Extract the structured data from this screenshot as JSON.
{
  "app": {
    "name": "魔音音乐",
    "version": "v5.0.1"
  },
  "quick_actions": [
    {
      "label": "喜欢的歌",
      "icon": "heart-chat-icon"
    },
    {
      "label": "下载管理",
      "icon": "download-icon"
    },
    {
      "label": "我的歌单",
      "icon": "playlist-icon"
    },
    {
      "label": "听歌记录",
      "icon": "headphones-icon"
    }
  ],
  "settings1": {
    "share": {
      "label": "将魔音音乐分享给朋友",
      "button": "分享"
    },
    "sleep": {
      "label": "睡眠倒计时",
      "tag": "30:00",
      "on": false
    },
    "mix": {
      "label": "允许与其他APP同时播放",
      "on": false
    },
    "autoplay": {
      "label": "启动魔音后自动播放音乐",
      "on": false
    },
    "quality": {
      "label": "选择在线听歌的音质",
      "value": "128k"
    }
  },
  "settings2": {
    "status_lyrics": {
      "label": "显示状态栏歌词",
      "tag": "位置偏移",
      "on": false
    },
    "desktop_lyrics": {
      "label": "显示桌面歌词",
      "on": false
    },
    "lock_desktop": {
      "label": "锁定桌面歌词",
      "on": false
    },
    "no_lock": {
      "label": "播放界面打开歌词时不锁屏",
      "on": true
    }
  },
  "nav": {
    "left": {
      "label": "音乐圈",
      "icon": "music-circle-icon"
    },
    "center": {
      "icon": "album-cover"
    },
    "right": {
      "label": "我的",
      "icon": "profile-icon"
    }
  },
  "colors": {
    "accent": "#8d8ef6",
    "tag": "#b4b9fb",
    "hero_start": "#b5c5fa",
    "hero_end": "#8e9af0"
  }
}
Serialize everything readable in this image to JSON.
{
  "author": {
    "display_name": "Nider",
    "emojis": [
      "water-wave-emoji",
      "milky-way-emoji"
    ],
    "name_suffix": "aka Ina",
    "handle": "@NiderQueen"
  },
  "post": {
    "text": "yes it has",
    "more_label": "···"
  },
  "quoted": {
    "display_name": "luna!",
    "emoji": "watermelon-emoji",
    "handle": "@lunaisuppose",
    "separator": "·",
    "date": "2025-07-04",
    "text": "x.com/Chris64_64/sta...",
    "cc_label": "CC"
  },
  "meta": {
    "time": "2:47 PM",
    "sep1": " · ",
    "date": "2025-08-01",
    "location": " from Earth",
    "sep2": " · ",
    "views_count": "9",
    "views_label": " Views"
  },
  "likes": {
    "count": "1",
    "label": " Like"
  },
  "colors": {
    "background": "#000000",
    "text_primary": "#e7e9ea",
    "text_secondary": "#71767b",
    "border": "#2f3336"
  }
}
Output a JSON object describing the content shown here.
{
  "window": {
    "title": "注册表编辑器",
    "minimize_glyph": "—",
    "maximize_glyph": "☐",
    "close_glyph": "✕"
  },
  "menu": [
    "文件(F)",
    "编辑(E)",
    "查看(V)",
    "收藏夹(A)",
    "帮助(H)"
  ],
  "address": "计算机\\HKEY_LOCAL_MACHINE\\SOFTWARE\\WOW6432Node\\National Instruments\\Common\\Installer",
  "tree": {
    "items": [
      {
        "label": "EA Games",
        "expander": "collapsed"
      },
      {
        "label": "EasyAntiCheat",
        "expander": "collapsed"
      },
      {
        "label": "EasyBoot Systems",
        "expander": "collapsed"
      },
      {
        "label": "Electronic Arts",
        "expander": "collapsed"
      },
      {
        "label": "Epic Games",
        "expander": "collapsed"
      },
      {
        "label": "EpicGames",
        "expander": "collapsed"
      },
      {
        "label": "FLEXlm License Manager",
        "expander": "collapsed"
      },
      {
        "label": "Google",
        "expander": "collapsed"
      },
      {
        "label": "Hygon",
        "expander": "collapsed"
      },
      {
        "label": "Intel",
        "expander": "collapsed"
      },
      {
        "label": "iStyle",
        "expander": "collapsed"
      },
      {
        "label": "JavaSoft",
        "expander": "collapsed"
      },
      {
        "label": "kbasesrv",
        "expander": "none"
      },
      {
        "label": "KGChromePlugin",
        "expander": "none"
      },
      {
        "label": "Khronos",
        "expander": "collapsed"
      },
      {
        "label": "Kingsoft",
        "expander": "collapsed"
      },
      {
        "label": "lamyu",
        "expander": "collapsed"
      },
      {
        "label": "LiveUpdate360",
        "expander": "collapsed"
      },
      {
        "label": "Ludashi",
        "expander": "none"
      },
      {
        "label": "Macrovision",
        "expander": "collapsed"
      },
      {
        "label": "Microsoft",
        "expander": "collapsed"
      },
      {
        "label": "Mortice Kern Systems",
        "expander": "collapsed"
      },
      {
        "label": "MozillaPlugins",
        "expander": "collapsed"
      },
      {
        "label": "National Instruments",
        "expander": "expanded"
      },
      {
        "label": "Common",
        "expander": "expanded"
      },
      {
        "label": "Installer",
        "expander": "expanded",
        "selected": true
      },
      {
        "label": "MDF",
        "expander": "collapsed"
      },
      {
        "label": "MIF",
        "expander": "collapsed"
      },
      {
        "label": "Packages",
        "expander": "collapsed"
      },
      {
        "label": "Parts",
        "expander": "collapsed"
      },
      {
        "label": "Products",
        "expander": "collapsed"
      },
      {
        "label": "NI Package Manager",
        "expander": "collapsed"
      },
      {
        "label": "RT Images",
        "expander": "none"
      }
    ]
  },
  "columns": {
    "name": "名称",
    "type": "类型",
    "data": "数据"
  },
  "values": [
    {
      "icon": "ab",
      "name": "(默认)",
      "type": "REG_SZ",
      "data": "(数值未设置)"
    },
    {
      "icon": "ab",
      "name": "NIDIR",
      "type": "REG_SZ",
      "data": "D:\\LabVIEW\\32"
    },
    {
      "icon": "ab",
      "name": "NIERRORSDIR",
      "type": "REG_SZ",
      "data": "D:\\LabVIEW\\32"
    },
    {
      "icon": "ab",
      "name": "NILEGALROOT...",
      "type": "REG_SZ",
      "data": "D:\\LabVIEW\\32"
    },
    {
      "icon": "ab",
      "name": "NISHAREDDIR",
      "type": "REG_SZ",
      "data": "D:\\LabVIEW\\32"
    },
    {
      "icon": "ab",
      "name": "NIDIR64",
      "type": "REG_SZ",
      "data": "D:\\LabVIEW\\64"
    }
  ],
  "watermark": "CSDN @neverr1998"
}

■ ■ ■ ■ ■

→ **Work to do**: In the data above, count the lines where the word "National" appears; reply with the number only.

→ **Answer to this exercise**: 2